* [TASK STATEMENT] Give back every line exactly as it appears, pictures excluded.

* [RECORDS SUPPLIED]
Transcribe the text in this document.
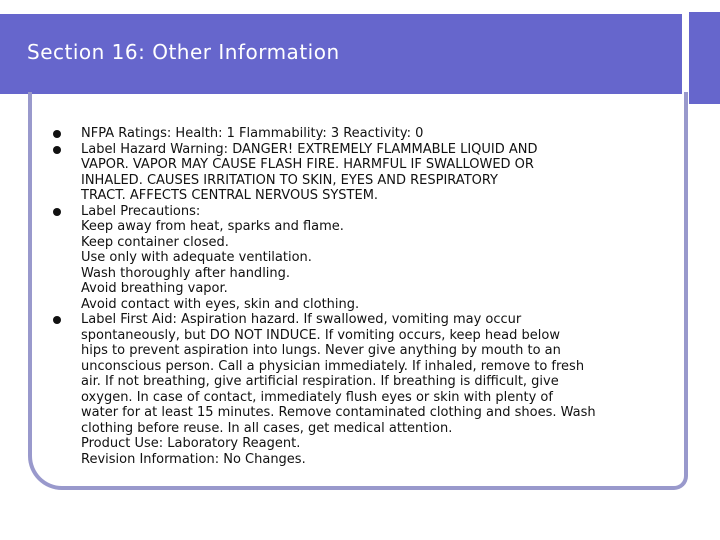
Section 16: Other Information
NFPA Ratings: Health: 1 Flammability: 3 Reactivity: 0
Label Hazard Warning: DANGER! EXTREMELY FLAMMABLE LIQUID AND
VAPOR. VAPOR MAY CAUSE FLASH FIRE. HARMFUL IF SWALLOWED OR
INHALED. CAUSES IRRITATION TO SKIN, EYES AND RESPIRATORY
TRACT. AFFECTS CENTRAL NERVOUS SYSTEM.
Label Precautions:
Keep away from heat, sparks and flame.
Keep container closed.
Use only with adequate ventilation.
Wash thoroughly after handling.
Avoid breathing vapor.
Avoid contact with eyes, skin and clothing.
Label First Aid: Aspiration hazard. If swallowed, vomiting may occur
spontaneously, but DO NOT INDUCE. If vomiting occurs, keep head below
hips to prevent aspiration into lungs. Never give anything by mouth to an
unconscious person. Call a physician immediately. If inhaled, remove to fresh
air. If not breathing, give artificial respiration. If breathing is difficult, give
oxygen. In case of contact, immediately flush eyes or skin with plenty of
water for at least 15 minutes. Remove contaminated clothing and shoes. Wash
clothing before reuse. In all cases, get medical attention.
Product Use: Laboratory Reagent.
Revision Information: No Changes.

* [REPLY]
Transcribe the text in this document.
Section 16: Other Information
NFPA Ratings: Health: 1 Flammability: 3 Reactivity: 0
Label Hazard Warning: DANGER! EXTREMELY FLAMMABLE LIQUID AND
VAPOR. VAPOR MAY CAUSE FLASH FIRE. HARMFUL IF SWALLOWED OR
INHALED. CAUSES IRRITATION TO SKIN, EYES AND RESPIRATORY
TRACT. AFFECTS CENTRAL NERVOUS SYSTEM.
Label Precautions:
Keep away from heat, sparks and flame.
Keep container closed.
Use only with adequate ventilation.
Wash thoroughly after handling.
Avoid breathing vapor.
Avoid contact with eyes, skin and clothing.
Label First Aid: Aspiration hazard. If swallowed, vomiting may occur
spontaneously, but DO NOT INDUCE. If vomiting occurs, keep head below
hips to prevent aspiration into lungs. Never give anything by mouth to an
unconscious person. Call a physician immediately. If inhaled, remove to fresh
air. If not breathing, give artificial respiration. If breathing is difficult, give
oxygen. In case of contact, immediately flush eyes or skin with plenty of
water for at least 15 minutes. Remove contaminated clothing and shoes. Wash
clothing before reuse. In all cases, get medical attention.
Product Use: Laboratory Reagent.
Revision Information: No Changes.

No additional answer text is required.